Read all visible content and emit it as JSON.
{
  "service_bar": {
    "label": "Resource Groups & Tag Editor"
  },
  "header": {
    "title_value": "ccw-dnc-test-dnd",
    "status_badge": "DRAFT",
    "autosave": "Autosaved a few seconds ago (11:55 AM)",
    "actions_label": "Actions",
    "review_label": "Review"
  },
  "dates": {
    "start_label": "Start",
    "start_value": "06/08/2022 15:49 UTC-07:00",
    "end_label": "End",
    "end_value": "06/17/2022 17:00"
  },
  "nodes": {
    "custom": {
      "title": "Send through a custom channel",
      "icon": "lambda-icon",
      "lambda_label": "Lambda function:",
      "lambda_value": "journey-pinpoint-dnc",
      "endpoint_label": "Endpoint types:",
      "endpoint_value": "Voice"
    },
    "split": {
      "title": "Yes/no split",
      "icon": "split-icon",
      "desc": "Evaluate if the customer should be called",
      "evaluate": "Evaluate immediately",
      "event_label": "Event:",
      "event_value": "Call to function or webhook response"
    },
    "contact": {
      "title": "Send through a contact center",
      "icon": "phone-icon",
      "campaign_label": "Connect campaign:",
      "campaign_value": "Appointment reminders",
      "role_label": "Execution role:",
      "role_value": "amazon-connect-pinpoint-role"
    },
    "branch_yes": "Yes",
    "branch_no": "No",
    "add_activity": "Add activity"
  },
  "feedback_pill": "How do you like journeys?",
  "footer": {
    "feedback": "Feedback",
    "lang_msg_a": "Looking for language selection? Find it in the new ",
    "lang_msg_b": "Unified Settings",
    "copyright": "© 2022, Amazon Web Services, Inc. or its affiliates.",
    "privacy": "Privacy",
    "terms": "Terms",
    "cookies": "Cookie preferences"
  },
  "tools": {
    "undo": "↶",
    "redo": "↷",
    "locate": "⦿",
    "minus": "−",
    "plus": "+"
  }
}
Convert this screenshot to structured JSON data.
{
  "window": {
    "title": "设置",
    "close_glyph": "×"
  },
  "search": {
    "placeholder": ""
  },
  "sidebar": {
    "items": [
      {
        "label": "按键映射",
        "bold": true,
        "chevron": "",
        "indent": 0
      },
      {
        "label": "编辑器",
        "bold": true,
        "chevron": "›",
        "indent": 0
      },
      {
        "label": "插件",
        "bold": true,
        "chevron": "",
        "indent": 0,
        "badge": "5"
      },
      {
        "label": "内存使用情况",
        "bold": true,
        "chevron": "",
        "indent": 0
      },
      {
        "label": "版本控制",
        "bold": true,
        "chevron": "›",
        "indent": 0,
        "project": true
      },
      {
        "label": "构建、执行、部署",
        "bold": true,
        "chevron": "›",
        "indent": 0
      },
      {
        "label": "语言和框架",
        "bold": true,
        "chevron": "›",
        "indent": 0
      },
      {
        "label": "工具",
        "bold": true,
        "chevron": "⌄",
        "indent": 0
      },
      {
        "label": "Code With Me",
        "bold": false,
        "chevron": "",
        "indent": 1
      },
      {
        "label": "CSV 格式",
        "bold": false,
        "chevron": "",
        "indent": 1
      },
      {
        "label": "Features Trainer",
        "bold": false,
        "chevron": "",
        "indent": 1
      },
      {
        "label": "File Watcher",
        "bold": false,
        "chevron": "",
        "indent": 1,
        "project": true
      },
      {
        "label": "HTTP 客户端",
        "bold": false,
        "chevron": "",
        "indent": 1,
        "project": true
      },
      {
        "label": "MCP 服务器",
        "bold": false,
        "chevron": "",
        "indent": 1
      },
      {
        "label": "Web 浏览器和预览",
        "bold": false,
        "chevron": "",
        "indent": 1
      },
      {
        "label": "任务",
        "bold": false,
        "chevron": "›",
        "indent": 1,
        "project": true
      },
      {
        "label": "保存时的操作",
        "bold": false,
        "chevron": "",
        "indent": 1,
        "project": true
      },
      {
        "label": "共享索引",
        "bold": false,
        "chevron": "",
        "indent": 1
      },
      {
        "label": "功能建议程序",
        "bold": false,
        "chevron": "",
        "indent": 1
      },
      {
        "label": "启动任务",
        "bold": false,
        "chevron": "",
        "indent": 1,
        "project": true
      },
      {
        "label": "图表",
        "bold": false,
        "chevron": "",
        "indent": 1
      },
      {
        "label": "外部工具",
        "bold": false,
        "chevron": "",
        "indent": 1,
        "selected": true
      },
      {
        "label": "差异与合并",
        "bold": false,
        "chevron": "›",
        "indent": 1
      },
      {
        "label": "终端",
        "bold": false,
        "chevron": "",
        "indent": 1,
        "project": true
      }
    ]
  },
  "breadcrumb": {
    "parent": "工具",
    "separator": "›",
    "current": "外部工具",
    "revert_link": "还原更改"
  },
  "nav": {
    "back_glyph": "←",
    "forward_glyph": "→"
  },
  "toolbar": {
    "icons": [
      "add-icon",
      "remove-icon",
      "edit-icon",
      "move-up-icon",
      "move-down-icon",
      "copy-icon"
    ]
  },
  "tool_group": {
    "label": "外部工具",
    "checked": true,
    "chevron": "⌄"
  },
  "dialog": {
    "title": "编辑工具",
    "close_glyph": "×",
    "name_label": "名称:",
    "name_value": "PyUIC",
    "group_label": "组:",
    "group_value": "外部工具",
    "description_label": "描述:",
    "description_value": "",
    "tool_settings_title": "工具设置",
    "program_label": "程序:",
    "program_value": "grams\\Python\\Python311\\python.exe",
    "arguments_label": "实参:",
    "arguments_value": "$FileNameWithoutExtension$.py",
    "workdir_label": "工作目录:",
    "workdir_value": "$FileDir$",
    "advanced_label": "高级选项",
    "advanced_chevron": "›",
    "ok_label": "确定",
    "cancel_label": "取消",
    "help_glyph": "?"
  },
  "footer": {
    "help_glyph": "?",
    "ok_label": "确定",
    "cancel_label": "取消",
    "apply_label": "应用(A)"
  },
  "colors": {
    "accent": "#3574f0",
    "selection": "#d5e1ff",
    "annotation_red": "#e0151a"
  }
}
_ _ _ _ _
* Stated exercise *
Using the listing, copy every line where the word "split" shows up.

* Exercise answer *
    "split": {
      "title": "Yes/no split",
      "icon": "split-icon",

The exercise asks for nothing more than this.